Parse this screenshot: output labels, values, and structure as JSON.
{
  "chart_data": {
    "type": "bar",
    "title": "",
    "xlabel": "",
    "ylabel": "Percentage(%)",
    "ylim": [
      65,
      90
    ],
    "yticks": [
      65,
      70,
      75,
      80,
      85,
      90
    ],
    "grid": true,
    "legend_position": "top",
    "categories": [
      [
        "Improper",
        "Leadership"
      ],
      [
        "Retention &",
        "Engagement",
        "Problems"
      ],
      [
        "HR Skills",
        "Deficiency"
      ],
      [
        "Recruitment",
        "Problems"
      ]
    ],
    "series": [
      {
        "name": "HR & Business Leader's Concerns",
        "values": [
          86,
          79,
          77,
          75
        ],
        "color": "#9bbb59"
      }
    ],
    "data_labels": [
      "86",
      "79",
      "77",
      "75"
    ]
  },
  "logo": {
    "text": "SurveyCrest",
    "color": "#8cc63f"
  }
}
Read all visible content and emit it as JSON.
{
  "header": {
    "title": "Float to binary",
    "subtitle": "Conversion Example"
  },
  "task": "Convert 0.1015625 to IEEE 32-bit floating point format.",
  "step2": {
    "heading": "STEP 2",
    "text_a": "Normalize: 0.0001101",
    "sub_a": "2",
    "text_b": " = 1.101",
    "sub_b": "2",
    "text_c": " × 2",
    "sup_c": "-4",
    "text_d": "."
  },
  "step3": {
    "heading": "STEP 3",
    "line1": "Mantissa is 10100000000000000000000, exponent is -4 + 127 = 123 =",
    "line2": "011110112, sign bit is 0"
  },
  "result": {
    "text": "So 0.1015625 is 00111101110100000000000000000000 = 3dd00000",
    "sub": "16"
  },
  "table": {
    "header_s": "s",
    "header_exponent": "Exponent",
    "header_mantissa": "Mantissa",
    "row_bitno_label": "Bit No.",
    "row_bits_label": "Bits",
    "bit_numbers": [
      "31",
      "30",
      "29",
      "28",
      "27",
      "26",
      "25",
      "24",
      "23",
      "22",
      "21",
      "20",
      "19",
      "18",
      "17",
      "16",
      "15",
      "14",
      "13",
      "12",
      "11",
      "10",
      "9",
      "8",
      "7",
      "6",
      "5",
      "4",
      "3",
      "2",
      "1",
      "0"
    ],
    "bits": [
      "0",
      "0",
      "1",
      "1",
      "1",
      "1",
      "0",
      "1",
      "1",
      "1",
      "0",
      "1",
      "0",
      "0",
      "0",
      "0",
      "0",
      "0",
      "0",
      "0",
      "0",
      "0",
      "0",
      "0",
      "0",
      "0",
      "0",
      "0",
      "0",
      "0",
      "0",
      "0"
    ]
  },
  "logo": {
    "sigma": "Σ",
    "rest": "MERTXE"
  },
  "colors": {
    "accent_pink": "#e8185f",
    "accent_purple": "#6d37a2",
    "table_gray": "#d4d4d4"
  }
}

##############################

- **The exercise**
Can you reproduce all the material exactly?

- **The output**
Parse this screenshot: output labels, values, and structure as JSON.
{
  "chart_data": {
    "type": "bar",
    "title": "",
    "xlabel": "",
    "ylabel": "Percentage(%)",
    "ylim": [
      65,
      90
    ],
    "yticks": [
      65,
      70,
      75,
      80,
      85,
      90
    ],
    "grid": true,
    "legend_position": "top",
    "categories": [
      [
        "Improper",
        "Leadership"
      ],
      [
        "Retention &",
        "Engagement",
        "Problems"
      ],
      [
        "HR Skills",
        "Deficiency"
      ],
      [
        "Recruitment",
        "Problems"
      ]
    ],
    "series": [
      {
        "name": "HR & Business Leader's Concerns",
        "values": [
          86,
          79,
          77,
          75
        ],
        "color": "#9bbb59"
      }
    ],
    "data_labels": [
      "86",
      "79",
      "77",
      "75"
    ]
  },
  "logo": {
    "text": "SurveyCrest",
    "color": "#8cc63f"
  }
}
Read all visible content and emit it as JSON.
{
  "header": {
    "title": "Float to binary",
    "subtitle": "Conversion Example"
  },
  "task": "Convert 0.1015625 to IEEE 32-bit floating point format.",
  "step2": {
    "heading": "STEP 2",
    "text_a": "Normalize: 0.0001101",
    "sub_a": "2",
    "text_b": " = 1.101",
    "sub_b": "2",
    "text_c": " × 2",
    "sup_c": "-4",
    "text_d": "."
  },
  "step3": {
    "heading": "STEP 3",
    "line1": "Mantissa is 10100000000000000000000, exponent is -4 + 127 = 123 =",
    "line2": "011110112, sign bit is 0"
  },
  "result": {
    "text": "So 0.1015625 is 00111101110100000000000000000000 = 3dd00000",
    "sub": "16"
  },
  "table": {
    "header_s": "s",
    "header_exponent": "Exponent",
    "header_mantissa": "Mantissa",
    "row_bitno_label": "Bit No.",
    "row_bits_label": "Bits",
    "bit_numbers": [
      "31",
      "30",
      "29",
      "28",
      "27",
      "26",
      "25",
      "24",
      "23",
      "22",
      "21",
      "20",
      "19",
      "18",
      "17",
      "16",
      "15",
      "14",
      "13",
      "12",
      "11",
      "10",
      "9",
      "8",
      "7",
      "6",
      "5",
      "4",
      "3",
      "2",
      "1",
      "0"
    ],
    "bits": [
      "0",
      "0",
      "1",
      "1",
      "1",
      "1",
      "0",
      "1",
      "1",
      "1",
      "0",
      "1",
      "0",
      "0",
      "0",
      "0",
      "0",
      "0",
      "0",
      "0",
      "0",
      "0",
      "0",
      "0",
      "0",
      "0",
      "0",
      "0",
      "0",
      "0",
      "0",
      "0"
    ]
  },
  "logo": {
    "sigma": "Σ",
    "rest": "MERTXE"
  },
  "colors": {
    "accent_pink": "#e8185f",
    "accent_purple": "#6d37a2",
    "table_gray": "#d4d4d4"
  }
}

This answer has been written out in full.